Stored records
──────────────────────────────

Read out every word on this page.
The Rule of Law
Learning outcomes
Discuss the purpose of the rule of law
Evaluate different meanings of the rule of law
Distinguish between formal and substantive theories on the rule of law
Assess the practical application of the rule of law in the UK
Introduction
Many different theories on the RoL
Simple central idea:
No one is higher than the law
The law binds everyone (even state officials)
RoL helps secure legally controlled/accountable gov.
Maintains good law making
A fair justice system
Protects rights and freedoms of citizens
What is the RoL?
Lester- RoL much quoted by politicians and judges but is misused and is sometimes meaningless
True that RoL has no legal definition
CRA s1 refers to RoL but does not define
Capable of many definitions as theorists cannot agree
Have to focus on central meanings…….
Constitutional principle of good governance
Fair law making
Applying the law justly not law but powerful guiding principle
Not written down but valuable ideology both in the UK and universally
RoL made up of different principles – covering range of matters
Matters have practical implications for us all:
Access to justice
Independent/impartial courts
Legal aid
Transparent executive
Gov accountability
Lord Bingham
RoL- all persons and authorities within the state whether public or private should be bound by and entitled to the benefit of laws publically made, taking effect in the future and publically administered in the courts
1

──────────────────────────────

## EXERCISE AIM
Write out the material exactly as given.

## FULL RESPONSE
Read out every word on this page.
The Rule of Law
Learning outcomes
Discuss the purpose of the rule of law
Evaluate different meanings of the rule of law
Distinguish between formal and substantive theories on the rule of law
Assess the practical application of the rule of law in the UK
Introduction
Many different theories on the RoL
Simple central idea:
No one is higher than the law
The law binds everyone (even state officials)
RoL helps secure legally controlled/accountable gov.
Maintains good law making
A fair justice system
Protects rights and freedoms of citizens
What is the RoL?
Lester- RoL much quoted by politicians and judges but is misused and is sometimes meaningless
True that RoL has no legal definition
CRA s1 refers to RoL but does not define
Capable of many definitions as theorists cannot agree
Have to focus on central meanings…….
Constitutional principle of good governance
Fair law making
Applying the law justly not law but powerful guiding principle
Not written down but valuable ideology both in the UK and universally
RoL made up of different principles – covering range of matters
Matters have practical implications for us all:
Access to justice
Independent/impartial courts
Legal aid
Transparent executive
Gov accountability
Lord Bingham
RoL- all persons and authorities within the state whether public or private should be bound by and entitled to the benefit of laws publically made, taking effect in the future and publically administered in the courts
1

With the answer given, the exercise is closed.